Go through the entries below and print each one exactly, leaving out pictures.

--- begin Extracted entries ---

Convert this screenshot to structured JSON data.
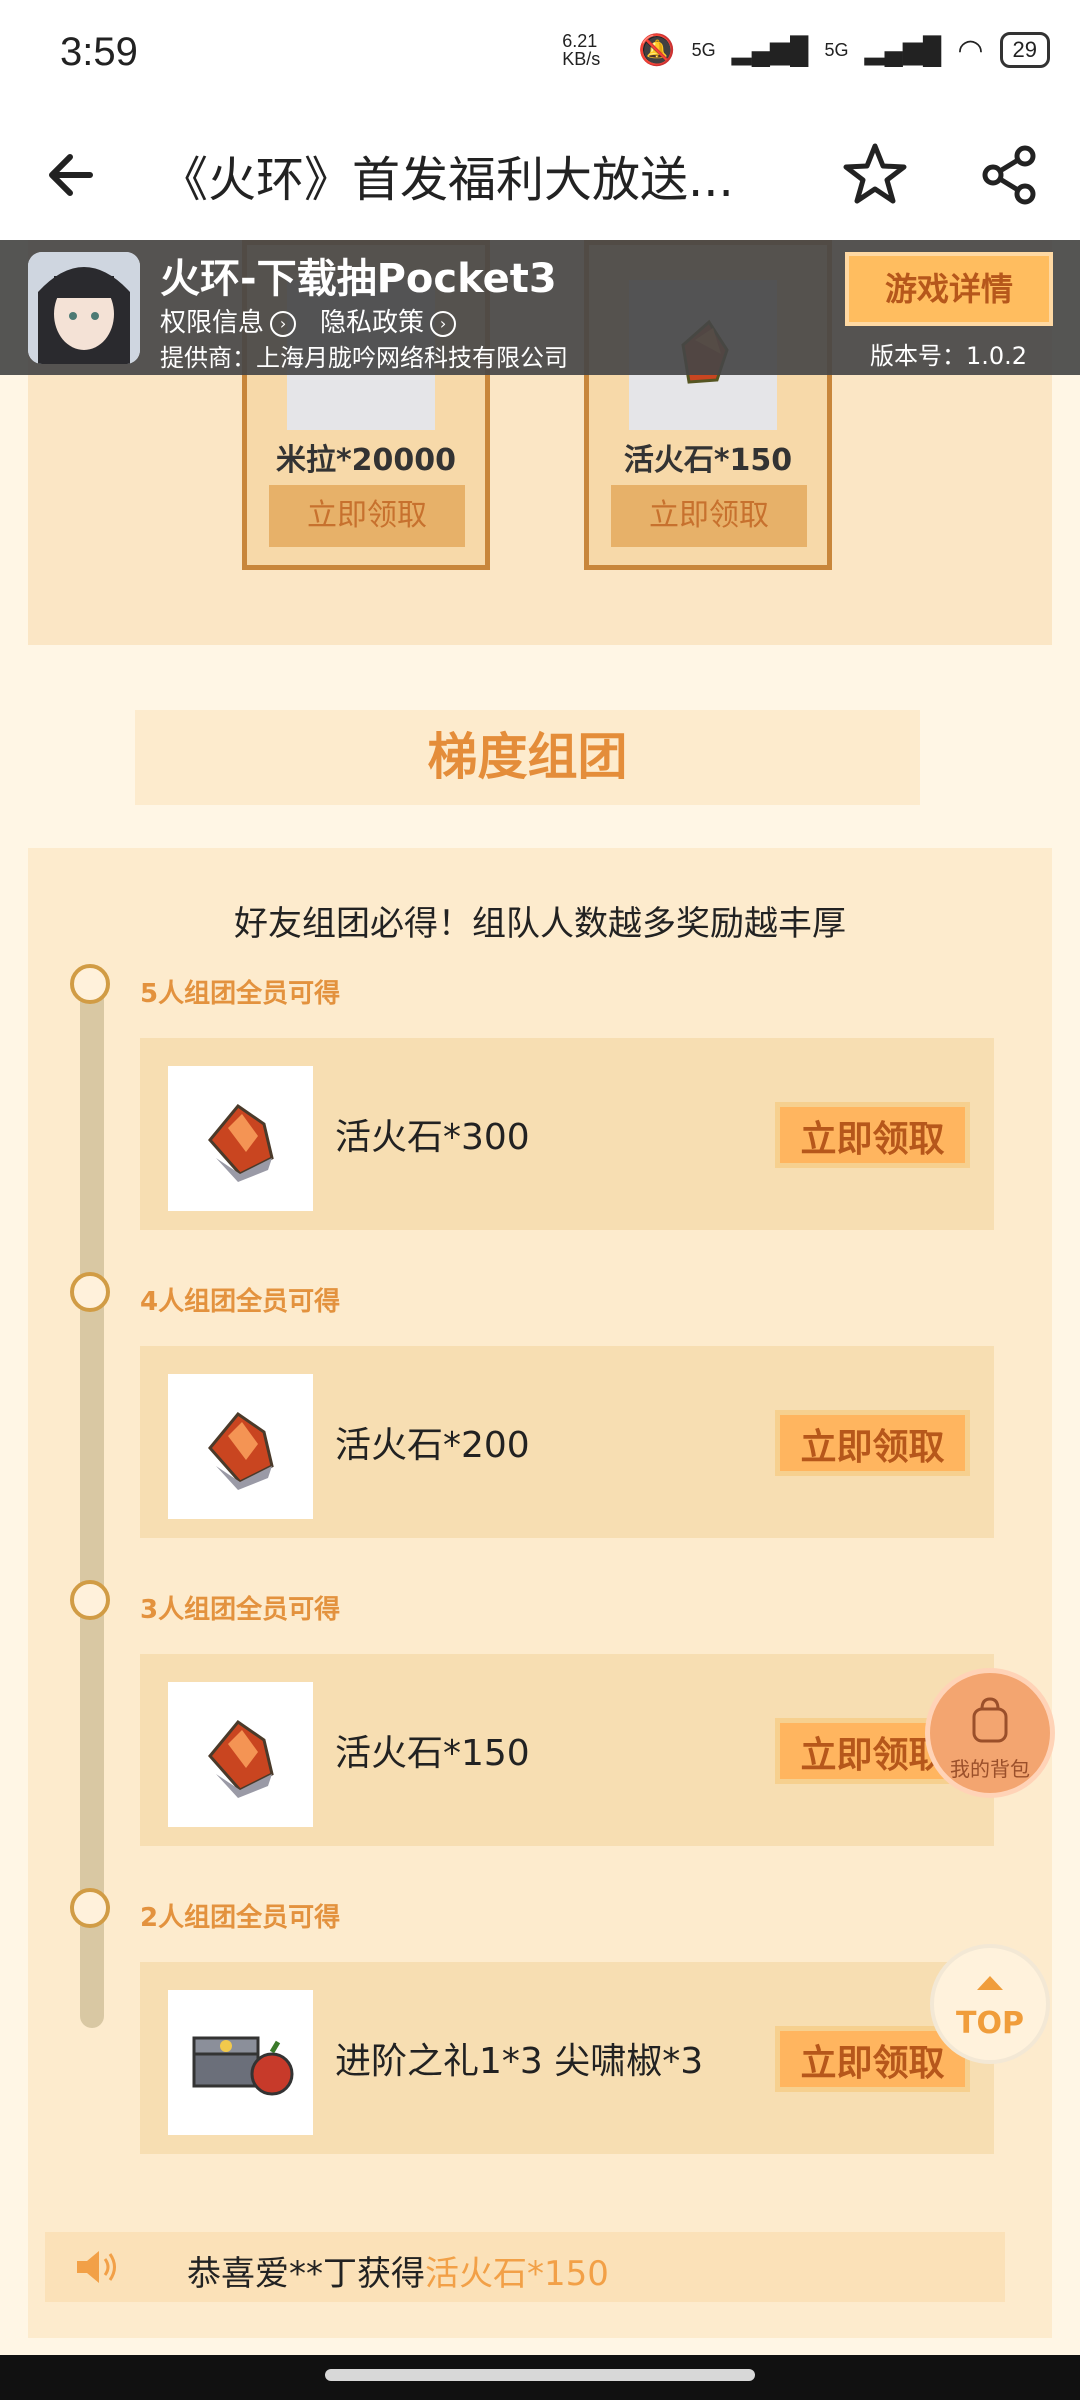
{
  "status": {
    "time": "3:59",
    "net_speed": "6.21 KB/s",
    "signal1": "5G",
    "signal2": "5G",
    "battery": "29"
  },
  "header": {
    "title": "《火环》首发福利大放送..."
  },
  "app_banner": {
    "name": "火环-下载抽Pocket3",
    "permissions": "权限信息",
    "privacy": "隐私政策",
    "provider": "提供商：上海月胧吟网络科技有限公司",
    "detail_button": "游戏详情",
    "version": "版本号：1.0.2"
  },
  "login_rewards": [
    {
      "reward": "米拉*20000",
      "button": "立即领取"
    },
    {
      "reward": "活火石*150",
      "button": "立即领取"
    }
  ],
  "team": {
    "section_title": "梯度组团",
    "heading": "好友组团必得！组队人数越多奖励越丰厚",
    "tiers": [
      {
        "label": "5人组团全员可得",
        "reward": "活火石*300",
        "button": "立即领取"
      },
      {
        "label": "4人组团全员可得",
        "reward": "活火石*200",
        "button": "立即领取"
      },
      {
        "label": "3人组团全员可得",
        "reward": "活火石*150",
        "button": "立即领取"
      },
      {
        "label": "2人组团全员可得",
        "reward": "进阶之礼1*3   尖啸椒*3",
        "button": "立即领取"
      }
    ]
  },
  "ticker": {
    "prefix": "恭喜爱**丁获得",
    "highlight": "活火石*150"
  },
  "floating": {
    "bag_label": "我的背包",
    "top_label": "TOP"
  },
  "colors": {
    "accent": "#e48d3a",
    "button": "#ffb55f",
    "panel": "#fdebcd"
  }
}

--- end Extracted entries ---

→ **The reply**:
Convert this screenshot to structured JSON data.
{
  "status": {
    "time": "3:59",
    "net_speed": "6.21 KB/s",
    "signal1": "5G",
    "signal2": "5G",
    "battery": "29"
  },
  "header": {
    "title": "《火环》首发福利大放送..."
  },
  "app_banner": {
    "name": "火环-下载抽Pocket3",
    "permissions": "权限信息",
    "privacy": "隐私政策",
    "provider": "提供商：上海月胧吟网络科技有限公司",
    "detail_button": "游戏详情",
    "version": "版本号：1.0.2"
  },
  "login_rewards": [
    {
      "reward": "米拉*20000",
      "button": "立即领取"
    },
    {
      "reward": "活火石*150",
      "button": "立即领取"
    }
  ],
  "team": {
    "section_title": "梯度组团",
    "heading": "好友组团必得！组队人数越多奖励越丰厚",
    "tiers": [
      {
        "label": "5人组团全员可得",
        "reward": "活火石*300",
        "button": "立即领取"
      },
      {
        "label": "4人组团全员可得",
        "reward": "活火石*200",
        "button": "立即领取"
      },
      {
        "label": "3人组团全员可得",
        "reward": "活火石*150",
        "button": "立即领取"
      },
      {
        "label": "2人组团全员可得",
        "reward": "进阶之礼1*3   尖啸椒*3",
        "button": "立即领取"
      }
    ]
  },
  "ticker": {
    "prefix": "恭喜爱**丁获得",
    "highlight": "活火石*150"
  },
  "floating": {
    "bag_label": "我的背包",
    "top_label": "TOP"
  },
  "colors": {
    "accent": "#e48d3a",
    "button": "#ffb55f",
    "panel": "#fdebcd"
  }
}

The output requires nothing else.